Exercise task:
Copy out the data below verbatim.

Stored dataset items:
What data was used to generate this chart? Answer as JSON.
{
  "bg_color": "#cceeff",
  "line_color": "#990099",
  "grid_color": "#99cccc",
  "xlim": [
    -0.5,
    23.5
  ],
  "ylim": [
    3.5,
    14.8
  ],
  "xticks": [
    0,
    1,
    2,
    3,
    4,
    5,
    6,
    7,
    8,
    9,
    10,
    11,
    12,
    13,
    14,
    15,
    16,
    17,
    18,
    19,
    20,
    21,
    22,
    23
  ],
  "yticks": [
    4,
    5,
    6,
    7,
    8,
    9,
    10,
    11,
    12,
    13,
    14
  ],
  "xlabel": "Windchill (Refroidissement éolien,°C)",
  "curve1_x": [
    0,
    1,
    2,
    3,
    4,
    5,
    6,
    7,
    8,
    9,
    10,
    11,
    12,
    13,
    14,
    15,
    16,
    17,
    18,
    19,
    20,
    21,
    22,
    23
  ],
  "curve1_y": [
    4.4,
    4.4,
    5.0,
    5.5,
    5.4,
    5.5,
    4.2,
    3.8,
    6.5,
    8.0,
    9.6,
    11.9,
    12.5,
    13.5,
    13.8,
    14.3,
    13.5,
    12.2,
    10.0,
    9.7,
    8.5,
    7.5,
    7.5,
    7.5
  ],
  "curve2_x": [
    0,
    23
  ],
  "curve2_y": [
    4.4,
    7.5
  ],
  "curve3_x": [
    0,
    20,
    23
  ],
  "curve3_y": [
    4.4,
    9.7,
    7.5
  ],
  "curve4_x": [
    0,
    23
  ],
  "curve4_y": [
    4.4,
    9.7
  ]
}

Correct response:
What data was used to generate this chart? Answer as JSON.
{
  "bg_color": "#cceeff",
  "line_color": "#990099",
  "grid_color": "#99cccc",
  "xlim": [
    -0.5,
    23.5
  ],
  "ylim": [
    3.5,
    14.8
  ],
  "xticks": [
    0,
    1,
    2,
    3,
    4,
    5,
    6,
    7,
    8,
    9,
    10,
    11,
    12,
    13,
    14,
    15,
    16,
    17,
    18,
    19,
    20,
    21,
    22,
    23
  ],
  "yticks": [
    4,
    5,
    6,
    7,
    8,
    9,
    10,
    11,
    12,
    13,
    14
  ],
  "xlabel": "Windchill (Refroidissement éolien,°C)",
  "curve1_x": [
    0,
    1,
    2,
    3,
    4,
    5,
    6,
    7,
    8,
    9,
    10,
    11,
    12,
    13,
    14,
    15,
    16,
    17,
    18,
    19,
    20,
    21,
    22,
    23
  ],
  "curve1_y": [
    4.4,
    4.4,
    5.0,
    5.5,
    5.4,
    5.5,
    4.2,
    3.8,
    6.5,
    8.0,
    9.6,
    11.9,
    12.5,
    13.5,
    13.8,
    14.3,
    13.5,
    12.2,
    10.0,
    9.7,
    8.5,
    7.5,
    7.5,
    7.5
  ],
  "curve2_x": [
    0,
    23
  ],
  "curve2_y": [
    4.4,
    7.5
  ],
  "curve3_x": [
    0,
    20,
    23
  ],
  "curve3_y": [
    4.4,
    9.7,
    7.5
  ],
  "curve4_x": [
    0,
    23
  ],
  "curve4_y": [
    4.4,
    9.7
  ]
}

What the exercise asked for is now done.